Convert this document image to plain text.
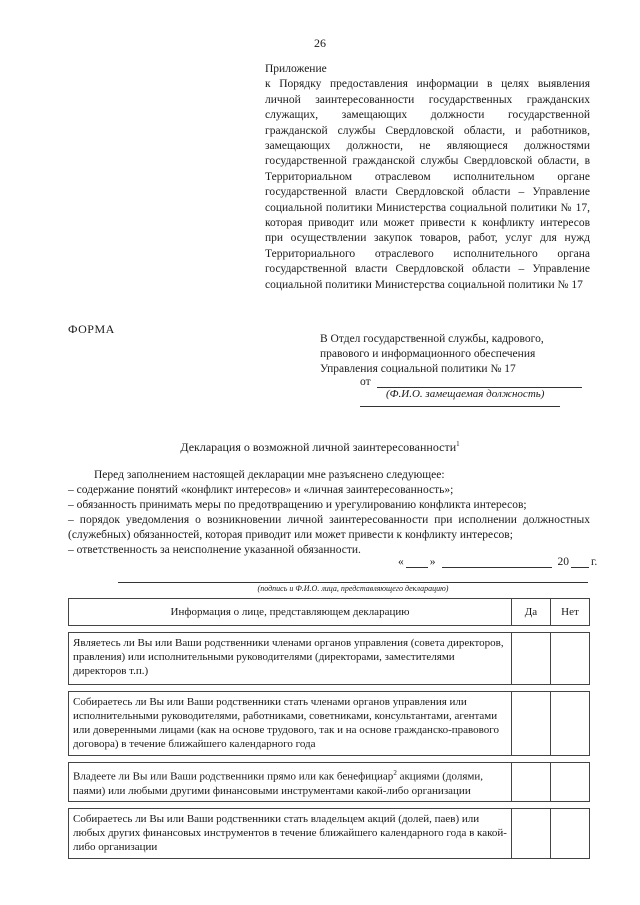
26
Приложение
к Порядку предоставления информации в целях выявления личной заинтересованности государственных гражданских служащих, замещающих должности государственной гражданской службы Свердловской области, и работников, замещающих должности, не являющиеся должностями государственной гражданской службы Свердловской области, в Территориальном отраслевом исполнительном органе государственной власти Свердловской области – Управление социальной политики Министерства социальной политики № 17, которая приводит или может привести к конфликту интересов при осуществлении закупок товаров, работ, услуг для нужд Территориального отраслевого исполнительного органа государственной власти Свердловской области – Управление социальной политики Министерства социальной политики № 17
ФОРМА
В Отдел государственной службы, кадрового,
правового и информационного обеспечения
Управления социальной политики № 17
от
(Ф.И.О. замещаемая должность)
Декларация о возможной личной заинтересованности$^1$

Перед заполнением настоящей декларации мне разъяснено следующее:

– содержание понятий «конфликт интересов» и «личная заинтересованность»;

– обязанность принимать меры по предотвращению и урегулированию конфликта интересов;

– порядок уведомления о возникновении личной заинтересованности при исполнении должностных (служебных) обязанностей, которая приводит или может привести к конфликту интересов;

– ответственность за неисполнение указанной обязанности.

« »	20 г.
(подпись и Ф.И.О. лица, представляющего декларацию)
Информация о лице, представляющем декларацию	Да	Нет

Являетесь ли Вы или Ваши родственники членами органов управления (совета директоров, правления) или исполнительными руководителями (директорами, заместителями директоров т.п.)		

Собираетесь ли Вы или Ваши родственники стать членами органов управления или исполнительными руководителями, работниками, советниками, консультантами, агентами или доверенными лицами (как на основе трудового, так и на основе гражданско-правового договора) в течение ближайшего календарного года		

Владеете ли Вы или Ваши родственники прямо или как бенефициар$^2$ акциями (долями, паями) или любыми другими финансовыми инструментами какой-либо организации		

Собираетесь ли Вы или Ваши родственники стать владельцем акций (долей, паев) или любых других финансовых инструментов в течение ближайшего календарного года в какой-либо организации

--------

» Set exercise: Report the number of lines that include the string "заинтересованности"; return nothing but the count.

» Written reply: 3